PROBLEMS TO WORK ON:
a – Answer these from the Odds and Ends show notes, one line each, marked the same way:
(i) Which song did the host want to play but not get to?
(ii) Who introduced the host to the band Renaissance?
(iii) Which part of the Brahms Violin Concerto in D major is played?
b – Copy everything from "Lerner & Lowe: The" down to "and my favorite." in the Odds and Ends show notes, swapping "Dover" for "Blue Bonnet".
c – Pick up the Odds and Ends show notes at the point where they stop, and keep them going.
---------- DOCUMENT TEXT
Show 119: Odds and Ends

[Added on 2015/7/18:  This used to be called Show 19.  I've renumbered the shows, so that this one is Show119.  For instance, the July 4th show for this year will be numbered numbered Show201, and so on.  If you didn't figure this out yet, my first show aired the week of July 4th, 2014.]

There isn't any theme for tonight's show; I'm simply going to play some of my favorite classics and pops.  I couldn't squeeze them all in, so there will have to be yet another Odds And Ends show one of these days.  For instance, I wanted to play Little Children by Billy J. Kramer and the Dakotas, but didn't get around to it.

Part A

Chopin: Etude  No 3 In E Major, "Tristesse"
The tune from this Chopin etude was stolen to make a popular song: How deep is the night.

Brahms: Violin Concerto in D major
This violinist, Sayaka Shoji is truly wonderful, and it certainly helps that she is utterly cute, too.  Unfortunately I can't show you a photo of her on the radio.  This is the Finale.

Renaissance: Black Flame
The band called Renaissance was introduced to me by Katie.  This is one of their best.

Lerner & Lowe: The Ascot Gavotte
This tune is sung just before the horse race in My Fair Lady.  Eliza yells at the horse: Come on, Dover, move yer bloomin' arse!  The Higgins clan is not quite ready for that.

Brahms: Haydn Variations No. 7-- Grazioso
One of the more melodious of the St Anthony Chorale Variations, and my favorite.
--------------------
---------- LISTED ENTRIES
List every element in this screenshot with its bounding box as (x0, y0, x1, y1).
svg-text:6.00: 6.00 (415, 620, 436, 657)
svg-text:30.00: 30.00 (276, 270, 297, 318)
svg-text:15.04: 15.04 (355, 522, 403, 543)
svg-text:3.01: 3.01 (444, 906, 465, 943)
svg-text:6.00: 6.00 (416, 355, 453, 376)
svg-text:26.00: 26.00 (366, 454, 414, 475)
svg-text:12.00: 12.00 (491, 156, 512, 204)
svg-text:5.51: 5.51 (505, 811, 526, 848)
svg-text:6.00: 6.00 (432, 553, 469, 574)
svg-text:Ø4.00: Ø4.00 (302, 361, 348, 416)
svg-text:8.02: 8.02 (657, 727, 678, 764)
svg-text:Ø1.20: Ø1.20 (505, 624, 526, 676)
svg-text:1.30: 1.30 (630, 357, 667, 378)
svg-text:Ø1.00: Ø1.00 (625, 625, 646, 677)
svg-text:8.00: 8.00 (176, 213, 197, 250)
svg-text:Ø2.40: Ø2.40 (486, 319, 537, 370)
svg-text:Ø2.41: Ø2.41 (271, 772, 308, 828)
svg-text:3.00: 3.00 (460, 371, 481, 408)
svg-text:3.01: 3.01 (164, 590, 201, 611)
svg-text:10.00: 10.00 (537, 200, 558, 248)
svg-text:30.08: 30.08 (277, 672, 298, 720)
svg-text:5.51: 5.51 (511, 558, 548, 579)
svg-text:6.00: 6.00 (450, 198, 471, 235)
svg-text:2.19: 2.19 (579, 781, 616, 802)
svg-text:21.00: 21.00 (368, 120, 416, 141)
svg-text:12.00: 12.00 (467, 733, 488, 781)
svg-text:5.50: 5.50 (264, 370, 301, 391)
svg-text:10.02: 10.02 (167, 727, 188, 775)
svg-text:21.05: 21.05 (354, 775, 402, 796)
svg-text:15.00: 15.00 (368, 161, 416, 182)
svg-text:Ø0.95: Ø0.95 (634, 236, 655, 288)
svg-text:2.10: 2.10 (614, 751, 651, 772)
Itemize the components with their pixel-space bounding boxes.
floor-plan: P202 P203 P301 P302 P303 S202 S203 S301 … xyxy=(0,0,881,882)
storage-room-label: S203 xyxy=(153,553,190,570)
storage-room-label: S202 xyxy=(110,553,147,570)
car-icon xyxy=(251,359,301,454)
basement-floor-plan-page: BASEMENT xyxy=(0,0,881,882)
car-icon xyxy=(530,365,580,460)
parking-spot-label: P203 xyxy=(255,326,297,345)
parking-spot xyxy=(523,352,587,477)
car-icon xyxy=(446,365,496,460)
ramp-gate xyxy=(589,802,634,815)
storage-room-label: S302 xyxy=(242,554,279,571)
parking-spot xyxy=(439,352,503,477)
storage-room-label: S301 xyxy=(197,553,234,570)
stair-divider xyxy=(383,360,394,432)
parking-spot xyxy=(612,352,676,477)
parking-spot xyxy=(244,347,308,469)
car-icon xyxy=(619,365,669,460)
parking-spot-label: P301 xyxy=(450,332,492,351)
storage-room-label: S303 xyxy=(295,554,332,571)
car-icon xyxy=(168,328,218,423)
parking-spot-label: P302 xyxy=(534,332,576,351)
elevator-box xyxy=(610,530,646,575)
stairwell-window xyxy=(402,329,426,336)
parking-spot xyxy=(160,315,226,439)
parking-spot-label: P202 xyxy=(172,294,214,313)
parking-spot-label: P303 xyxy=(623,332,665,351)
--------------------
ANSWER SET:
a –
(i) Little Children by Billy J. Kramer and the Dakotas
(ii) Katie
(iii) The Finale

b –
Lerner & Lowe: The Ascot Gavotte
This tune is sung just before the horse race in My Fair Lady.  Eliza yells at the horse: Come on, Blue Bonnet, move yer bloomin' arse!  The Higgins clan is not quite ready for that.

Brahms: Haydn Variations No. 7-- Grazioso
One of the more melodious of the St Anthony Chorale Variations, and my favorite.

c –
When he's alone, he even counts himself.
Jerry Nelson: The Song of the Count
This delightful, but rather suggestive song was sung on Sesame Street.  On the face of it, there's nothing naughty about either the tune or the words.

Part B

Mozart: Clarinet Concerto -- Movement 2
This is the slow movement of the Clarinet Concerto once again.  Listen, I like this piece, and you're going to like it too.

Procol Harum: A Whiter Shade Of Pale
One of the most memorable tunes to come out of the seventies.

Frederick Delius: Florida Suite -- II: By The River
My Uncle drew my attention to this one.  I think the theme wasn't strong enough to carry such a long movement.

Borodin: On The Steppes Of Central Asia
Unlike the previous piece, this one is an absolute winner.  The tune depicts a caravan crossing the steppes, encountering a wandering tribe of Arabs, and then a contingent of soldiers.

Part C

Johann Strauss, Jr: Fruhlingsstimmen (Voices of Spring)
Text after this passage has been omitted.